### [SOURCE DOCUMENT]
┄┄┄┄┄┄

And now, what I think all of us were seeing was a classic VMC rollover of the sort that used to be the scourge of multi-engine training. On first viewing, I thought the airplane just got into a ordinary stall and one wing dropped-the left-provoking what might have been an incipient spin. But later in the day, a report surfaced that the pilot reported a flameout and if you scrub the video carefully, you can almost detect less motion in the left propeller than the right. Given the likelihood of rolling shutter from the camera, I wouldn’t take that observation to the bank; the FDR will shed light on it. But it sure looks plausible.

In case you haven’t done any multi-engine training, a VMC rollover occurs when one engine fails and the airplane is slowed first to minimum controllable airspeed and then a little below. Air flow over the wing from the working engine produces more lift and there’s a natural yawing tendency toward the bad engine. This results in a potentially vigorous roll toward the dead engine. In some twins, it’s leisurely, but in others, it’s scary. VMC characteristics change with CG, so the phenomenon is hardly predictable. From what I can tell, the left engine is critical in the ATR 72 and if that’s the one that failed, yaw forces from the right engine would be that much greater because the clockwise turning propeller exerts more yawing moment on its downward rotation thanks to having a longer lever arm from the center of thrust.We’ll see what the investigation reveals.

┄┄┄┄┄┄

Data listing
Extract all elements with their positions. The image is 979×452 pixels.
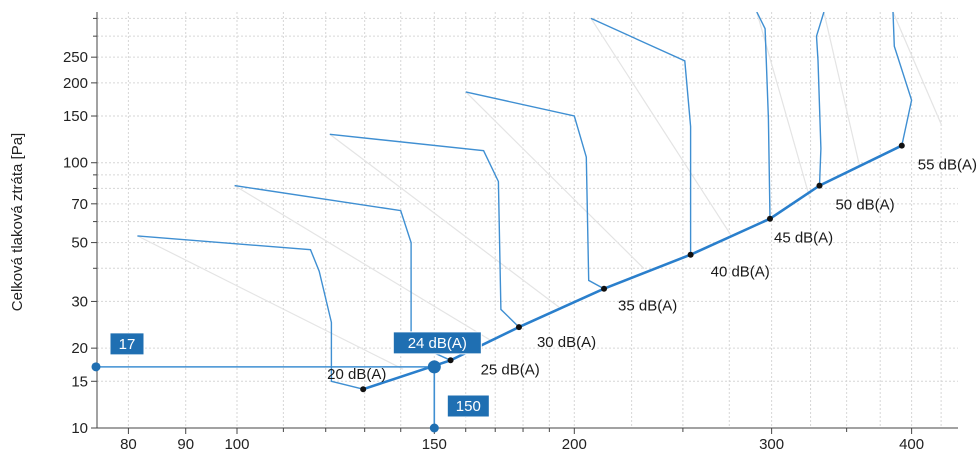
operating-point-x-badge-bg bbox=[446, 394, 490, 418]
y-tick-label: 30 bbox=[71, 293, 88, 310]
x-tick-label: 100 bbox=[224, 436, 249, 452]
noise-curves bbox=[137, 12, 913, 390]
y-tick-label: 100 bbox=[63, 155, 88, 172]
x-tick-label: 200 bbox=[562, 436, 587, 452]
operating-point-x-marker bbox=[429, 423, 439, 433]
operating-line-point bbox=[601, 285, 608, 292]
guide-line bbox=[892, 11, 943, 126]
guide-line bbox=[590, 18, 732, 236]
noise-curve bbox=[815, 12, 825, 186]
y-tick-label: 150 bbox=[63, 108, 88, 125]
db-label: 40 dB(A) bbox=[711, 264, 770, 281]
db-labels: 20 dB(A) 25 dB(A) 30 dB(A) 35 dB(A) 40 dB(A)… bbox=[327, 157, 977, 384]
db-label: 50 dB(A) bbox=[835, 197, 894, 214]
guide-line bbox=[465, 91, 645, 270]
guide-line bbox=[756, 11, 811, 199]
y-tick-label: 15 bbox=[71, 373, 88, 390]
operating-point-db-badge: 24 dB(A) bbox=[408, 335, 467, 352]
db-label: 20 dB(A) bbox=[327, 366, 386, 383]
noise-curve bbox=[756, 12, 771, 219]
operating-line-point bbox=[816, 182, 823, 189]
operating-line-point bbox=[687, 251, 694, 258]
y-axis-label: Celková tlaková ztráta [Pa] bbox=[9, 133, 26, 311]
guide-line bbox=[823, 11, 861, 166]
operating-point-y-marker bbox=[91, 362, 101, 372]
x-tick-label: 400 bbox=[899, 436, 924, 452]
y-tick-label: 20 bbox=[71, 340, 88, 357]
guide-line bbox=[137, 235, 404, 370]
operating-point-marker bbox=[427, 360, 441, 374]
operating-point: 17 150 24 dB(A) bbox=[91, 331, 490, 433]
y-tick-label: 200 bbox=[63, 75, 88, 92]
x-tick-label: 150 bbox=[422, 436, 447, 452]
y-tick-label: 70 bbox=[71, 196, 88, 213]
operating-line-point bbox=[515, 324, 522, 331]
noise-curve bbox=[892, 12, 913, 146]
db-label: 25 dB(A) bbox=[481, 361, 540, 378]
x-tick-label: 90 bbox=[177, 436, 194, 452]
db-label: 35 dB(A) bbox=[618, 298, 677, 315]
y-tick-label: 50 bbox=[71, 235, 88, 252]
guide-line bbox=[329, 133, 560, 308]
operating-line-point bbox=[447, 357, 454, 364]
operating-line-point bbox=[360, 386, 367, 393]
noise-curve bbox=[137, 235, 364, 390]
operating-line-point bbox=[766, 215, 773, 222]
db-label: 45 dB(A) bbox=[774, 230, 833, 247]
operating-line-point bbox=[898, 142, 905, 149]
y-tick-label: 10 bbox=[71, 420, 88, 437]
x-tick-label: 80 bbox=[120, 436, 137, 452]
y-tick-label: 250 bbox=[63, 49, 88, 66]
noise-curve bbox=[590, 17, 692, 255]
operating-line-path bbox=[362, 144, 903, 391]
db-label: 30 dB(A) bbox=[537, 334, 596, 351]
noise-curve bbox=[465, 91, 605, 290]
guide-line bbox=[234, 185, 491, 341]
x-tick-label: 300 bbox=[759, 436, 784, 452]
operating-line bbox=[360, 142, 905, 393]
operating-point-y-badge-bg bbox=[109, 332, 145, 356]
axes: 10 15 20 30 50 70 100 150 200 250 80 90 100 150 200 300… bbox=[63, 12, 958, 452]
operating-point-y-badge: 17 bbox=[119, 336, 136, 353]
db-label: 55 dB(A) bbox=[918, 157, 977, 174]
operating-point-x-badge: 150 bbox=[456, 398, 481, 415]
noise-curve bbox=[329, 133, 520, 328]
operating-point-db-badge-bg bbox=[392, 331, 482, 355]
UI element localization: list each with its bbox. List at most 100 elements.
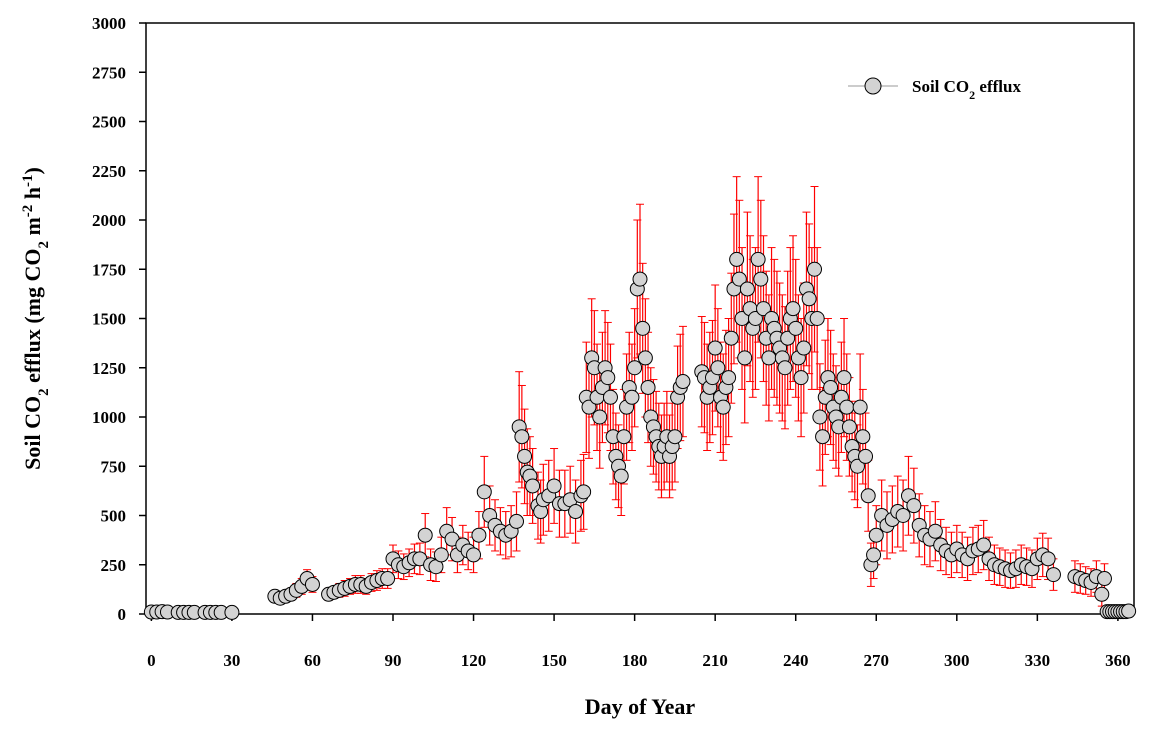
legend-label: Soil CO2 efflux bbox=[912, 77, 1021, 102]
data-point bbox=[1094, 586, 1110, 602]
data-point bbox=[576, 484, 592, 500]
data-point bbox=[224, 604, 240, 620]
x-tick-label: 90 bbox=[385, 651, 402, 670]
data-point bbox=[592, 409, 608, 425]
y-axis-ticks: 0 250 500 750 1000 1250 1500 1750 2000 2250 2500 27… bbox=[92, 14, 146, 624]
data-point bbox=[858, 448, 874, 464]
x-tick-label: 60 bbox=[304, 651, 321, 670]
data-point bbox=[860, 488, 876, 504]
data-point bbox=[1040, 551, 1056, 567]
data-point bbox=[780, 330, 796, 346]
y-tick-label: 1000 bbox=[92, 408, 126, 427]
y-tick-label: 500 bbox=[101, 507, 127, 526]
y-tick-label: 3000 bbox=[92, 14, 126, 33]
data-point bbox=[304, 576, 320, 592]
data-point bbox=[417, 527, 433, 543]
data-point bbox=[637, 350, 653, 366]
legend: Soil CO2 efflux bbox=[848, 77, 1021, 102]
x-tick-label: 120 bbox=[461, 651, 487, 670]
x-axis-title: Day of Year bbox=[585, 694, 696, 719]
data-point bbox=[737, 350, 753, 366]
data-point bbox=[868, 527, 884, 543]
data-point bbox=[476, 484, 492, 500]
data-point bbox=[616, 429, 632, 445]
data-point bbox=[632, 271, 648, 287]
x-tick-label: 30 bbox=[223, 651, 240, 670]
data-point bbox=[729, 251, 745, 267]
x-tick-label: 270 bbox=[864, 651, 890, 670]
data-point bbox=[855, 429, 871, 445]
y-tick-label: 2750 bbox=[92, 63, 126, 82]
data-point bbox=[815, 429, 831, 445]
data-point bbox=[514, 429, 530, 445]
data-point bbox=[1121, 603, 1137, 619]
data-point bbox=[1045, 567, 1061, 583]
data-point bbox=[624, 389, 640, 405]
data-point bbox=[721, 370, 737, 386]
data-point bbox=[715, 399, 731, 415]
data-point bbox=[710, 360, 726, 376]
data-point bbox=[785, 301, 801, 317]
x-tick-label: 150 bbox=[541, 651, 567, 670]
x-tick-label: 360 bbox=[1105, 651, 1131, 670]
data-point bbox=[581, 399, 597, 415]
x-tick-label: 0 bbox=[147, 651, 156, 670]
data-point bbox=[707, 340, 723, 356]
data-point bbox=[613, 468, 629, 484]
y-tick-label: 2250 bbox=[92, 162, 126, 181]
data-point bbox=[849, 458, 865, 474]
data-point bbox=[788, 320, 804, 336]
data-point bbox=[852, 399, 868, 415]
x-tick-label: 240 bbox=[783, 651, 809, 670]
data-point bbox=[777, 360, 793, 376]
data-point bbox=[756, 301, 771, 317]
data-point bbox=[812, 409, 828, 425]
y-tick-label: 1500 bbox=[92, 310, 126, 329]
data-point bbox=[976, 537, 992, 553]
data-point bbox=[927, 523, 943, 539]
data-points bbox=[143, 251, 1137, 620]
data-point bbox=[801, 291, 817, 307]
data-point bbox=[761, 350, 777, 366]
data-point bbox=[568, 504, 584, 520]
data-point bbox=[471, 527, 487, 543]
x-tick-label: 330 bbox=[1025, 651, 1051, 670]
data-point bbox=[747, 311, 763, 326]
data-point bbox=[380, 571, 396, 587]
data-point bbox=[667, 429, 683, 445]
data-point bbox=[796, 340, 812, 356]
y-tick-label: 0 bbox=[118, 605, 127, 624]
data-point bbox=[753, 271, 769, 287]
data-point bbox=[841, 419, 857, 435]
x-tick-label: 180 bbox=[622, 651, 648, 670]
data-point bbox=[723, 330, 739, 346]
data-point bbox=[517, 448, 533, 464]
data-point bbox=[640, 379, 656, 395]
y-tick-label: 750 bbox=[101, 457, 127, 476]
data-point bbox=[1096, 571, 1112, 587]
data-point bbox=[466, 547, 482, 563]
data-point bbox=[635, 320, 651, 336]
data-point bbox=[433, 547, 449, 563]
data-point bbox=[602, 389, 618, 405]
data-point bbox=[525, 478, 541, 494]
legend-marker bbox=[864, 77, 882, 95]
data-point bbox=[839, 399, 855, 415]
data-point bbox=[750, 251, 766, 267]
data-point bbox=[731, 271, 747, 287]
data-point bbox=[906, 498, 922, 514]
data-point bbox=[675, 374, 691, 390]
data-point bbox=[546, 478, 562, 494]
data-point bbox=[823, 379, 839, 395]
data-point bbox=[866, 547, 882, 563]
y-tick-label: 250 bbox=[101, 556, 127, 575]
data-point bbox=[627, 360, 643, 376]
data-point bbox=[600, 370, 616, 386]
x-tick-label: 210 bbox=[702, 651, 728, 670]
data-point bbox=[895, 508, 911, 523]
data-point bbox=[739, 281, 755, 297]
y-tick-label: 1250 bbox=[92, 359, 126, 378]
y-tick-label: 2000 bbox=[92, 211, 126, 230]
x-tick-label: 300 bbox=[944, 651, 970, 670]
x-axis-ticks: 0 30 60 90 120 150 180 210 240 270 300 330 360 bbox=[147, 614, 1131, 670]
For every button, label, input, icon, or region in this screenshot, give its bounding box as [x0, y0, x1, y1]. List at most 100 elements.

┄┄┄┄┄┄

### [CHALLENGE A]
List every abbreviation that appears in the passage on the VMC rollover.
### [CHALLENGE B]
Continue the passage on the VMC rollover from its final sentence.

### [WRITTEN RESPONSE A]
VMC, FDR, CG, ATR (in "ATR 72")

### [WRITTEN RESPONSE B]
Back in the heyday of multi-engine training, VMC rollovers were more common in training because instructors tended to shut down engines with the mixture, rather than setting them to zero thrust as they learned to do in the 1970s. VMC rolls were never a huge percentage of the multi-engine accident picture, but they were particularly grating because in addition to being uniformly fatal, they were also uniformly avoidable, at least in training.

I never saw one in the multi-engine training I did–other than the required demo–and I sure as hell never expected to see a large turboprop airliner do one, if indeed that’s what the footage revealed. But given the fact that the world is now populated by so many always-running video cameras, maybe it was just a matter of time.